━━━ Material for this task ━━━

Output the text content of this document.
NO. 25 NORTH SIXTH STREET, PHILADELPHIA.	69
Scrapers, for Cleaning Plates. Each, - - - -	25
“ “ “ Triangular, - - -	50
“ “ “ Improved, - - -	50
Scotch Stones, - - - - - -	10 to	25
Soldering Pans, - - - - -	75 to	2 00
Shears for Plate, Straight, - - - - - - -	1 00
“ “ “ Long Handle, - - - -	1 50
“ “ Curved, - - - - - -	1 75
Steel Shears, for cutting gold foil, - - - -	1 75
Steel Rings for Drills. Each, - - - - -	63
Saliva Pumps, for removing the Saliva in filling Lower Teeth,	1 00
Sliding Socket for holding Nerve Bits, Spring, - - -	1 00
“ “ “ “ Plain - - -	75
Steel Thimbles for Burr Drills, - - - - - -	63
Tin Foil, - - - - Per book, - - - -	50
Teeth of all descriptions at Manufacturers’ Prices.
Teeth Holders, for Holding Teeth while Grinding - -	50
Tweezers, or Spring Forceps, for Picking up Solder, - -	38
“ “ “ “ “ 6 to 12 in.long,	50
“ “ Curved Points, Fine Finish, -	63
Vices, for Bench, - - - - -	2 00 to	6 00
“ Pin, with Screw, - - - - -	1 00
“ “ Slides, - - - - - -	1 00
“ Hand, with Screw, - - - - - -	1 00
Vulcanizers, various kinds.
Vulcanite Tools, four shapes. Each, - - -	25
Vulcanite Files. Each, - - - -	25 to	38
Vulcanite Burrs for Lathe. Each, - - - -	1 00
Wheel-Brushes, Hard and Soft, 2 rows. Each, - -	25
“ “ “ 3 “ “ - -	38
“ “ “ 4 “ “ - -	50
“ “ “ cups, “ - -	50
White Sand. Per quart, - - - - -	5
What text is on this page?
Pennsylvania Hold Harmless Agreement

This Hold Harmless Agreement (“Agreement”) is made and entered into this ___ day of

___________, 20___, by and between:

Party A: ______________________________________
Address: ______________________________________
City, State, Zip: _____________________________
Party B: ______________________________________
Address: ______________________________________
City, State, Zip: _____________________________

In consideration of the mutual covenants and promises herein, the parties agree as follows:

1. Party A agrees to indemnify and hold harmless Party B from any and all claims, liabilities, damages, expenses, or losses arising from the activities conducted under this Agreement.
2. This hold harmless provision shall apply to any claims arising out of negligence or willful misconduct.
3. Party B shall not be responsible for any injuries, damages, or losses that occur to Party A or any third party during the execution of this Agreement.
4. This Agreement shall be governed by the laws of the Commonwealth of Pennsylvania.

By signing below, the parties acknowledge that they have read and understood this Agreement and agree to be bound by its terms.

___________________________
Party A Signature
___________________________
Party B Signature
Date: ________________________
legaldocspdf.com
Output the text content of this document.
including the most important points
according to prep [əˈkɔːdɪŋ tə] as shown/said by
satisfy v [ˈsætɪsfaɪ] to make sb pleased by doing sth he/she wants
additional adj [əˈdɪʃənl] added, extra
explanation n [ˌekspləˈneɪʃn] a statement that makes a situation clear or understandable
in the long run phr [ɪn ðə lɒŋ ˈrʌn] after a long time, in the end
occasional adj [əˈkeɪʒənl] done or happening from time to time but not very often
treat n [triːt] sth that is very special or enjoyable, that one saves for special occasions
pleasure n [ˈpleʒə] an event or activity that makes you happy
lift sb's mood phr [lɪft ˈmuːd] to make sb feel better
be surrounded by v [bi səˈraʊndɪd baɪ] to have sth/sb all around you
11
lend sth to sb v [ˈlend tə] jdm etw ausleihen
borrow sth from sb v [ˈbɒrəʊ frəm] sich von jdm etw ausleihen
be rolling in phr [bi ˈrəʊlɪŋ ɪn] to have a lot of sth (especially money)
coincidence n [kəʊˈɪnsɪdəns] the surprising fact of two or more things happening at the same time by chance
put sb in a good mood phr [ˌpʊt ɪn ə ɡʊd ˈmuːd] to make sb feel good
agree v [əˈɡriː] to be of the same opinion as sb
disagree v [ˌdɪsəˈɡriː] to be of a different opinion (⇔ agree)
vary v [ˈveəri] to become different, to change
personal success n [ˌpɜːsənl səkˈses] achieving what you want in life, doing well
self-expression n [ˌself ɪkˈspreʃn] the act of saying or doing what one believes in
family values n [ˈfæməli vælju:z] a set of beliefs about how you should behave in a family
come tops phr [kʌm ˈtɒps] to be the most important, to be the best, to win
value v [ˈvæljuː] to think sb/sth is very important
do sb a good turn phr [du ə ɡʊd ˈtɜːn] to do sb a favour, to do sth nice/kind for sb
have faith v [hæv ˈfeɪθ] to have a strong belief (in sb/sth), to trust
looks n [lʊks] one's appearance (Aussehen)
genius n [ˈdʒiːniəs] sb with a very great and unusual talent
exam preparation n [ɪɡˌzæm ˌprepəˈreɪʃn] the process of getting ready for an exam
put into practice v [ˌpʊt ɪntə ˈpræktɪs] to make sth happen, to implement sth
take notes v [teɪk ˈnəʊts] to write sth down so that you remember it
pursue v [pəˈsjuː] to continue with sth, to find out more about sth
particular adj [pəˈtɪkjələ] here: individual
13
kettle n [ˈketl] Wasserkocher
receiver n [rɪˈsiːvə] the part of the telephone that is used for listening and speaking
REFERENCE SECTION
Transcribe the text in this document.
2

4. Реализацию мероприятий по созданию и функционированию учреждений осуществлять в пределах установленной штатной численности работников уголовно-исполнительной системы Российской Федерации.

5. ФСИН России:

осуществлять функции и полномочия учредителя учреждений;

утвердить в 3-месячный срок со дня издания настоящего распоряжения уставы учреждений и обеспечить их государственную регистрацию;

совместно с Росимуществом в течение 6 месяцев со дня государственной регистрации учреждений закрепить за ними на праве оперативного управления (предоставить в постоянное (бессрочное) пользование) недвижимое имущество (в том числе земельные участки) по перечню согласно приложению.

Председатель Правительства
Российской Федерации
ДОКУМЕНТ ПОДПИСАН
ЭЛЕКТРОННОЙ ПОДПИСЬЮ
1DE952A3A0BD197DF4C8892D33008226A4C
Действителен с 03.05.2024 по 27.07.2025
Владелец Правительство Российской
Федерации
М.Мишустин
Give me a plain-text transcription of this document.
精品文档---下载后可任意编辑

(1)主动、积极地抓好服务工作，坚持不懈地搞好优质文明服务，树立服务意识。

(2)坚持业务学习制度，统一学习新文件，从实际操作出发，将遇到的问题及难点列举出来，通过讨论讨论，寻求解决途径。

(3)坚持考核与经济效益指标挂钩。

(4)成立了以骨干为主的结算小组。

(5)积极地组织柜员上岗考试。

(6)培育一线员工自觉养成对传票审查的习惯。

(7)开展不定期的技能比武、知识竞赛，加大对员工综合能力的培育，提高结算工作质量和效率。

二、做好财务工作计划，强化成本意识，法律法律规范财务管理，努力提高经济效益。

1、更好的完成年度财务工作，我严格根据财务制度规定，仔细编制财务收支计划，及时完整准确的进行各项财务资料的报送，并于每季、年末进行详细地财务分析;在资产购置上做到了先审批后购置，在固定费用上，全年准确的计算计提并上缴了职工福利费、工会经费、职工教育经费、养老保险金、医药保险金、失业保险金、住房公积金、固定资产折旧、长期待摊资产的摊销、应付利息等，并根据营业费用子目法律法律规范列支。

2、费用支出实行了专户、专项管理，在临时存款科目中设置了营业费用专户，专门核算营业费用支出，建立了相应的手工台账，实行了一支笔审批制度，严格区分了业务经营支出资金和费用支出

━━━

- [Written instruction]: Using the listing above, return all lines where the word "very" occurs.

- [Answer below]:
occasional adj [əˈkeɪʒənl] done or happening from time to time but not very often
treat n [triːt] sth that is very special or enjoyable, that one saves for special occasions
value v [ˈvæljuː] to think sb/sth is very important
genius n [ˈdʒiːniəs] sb with a very great and unusual talent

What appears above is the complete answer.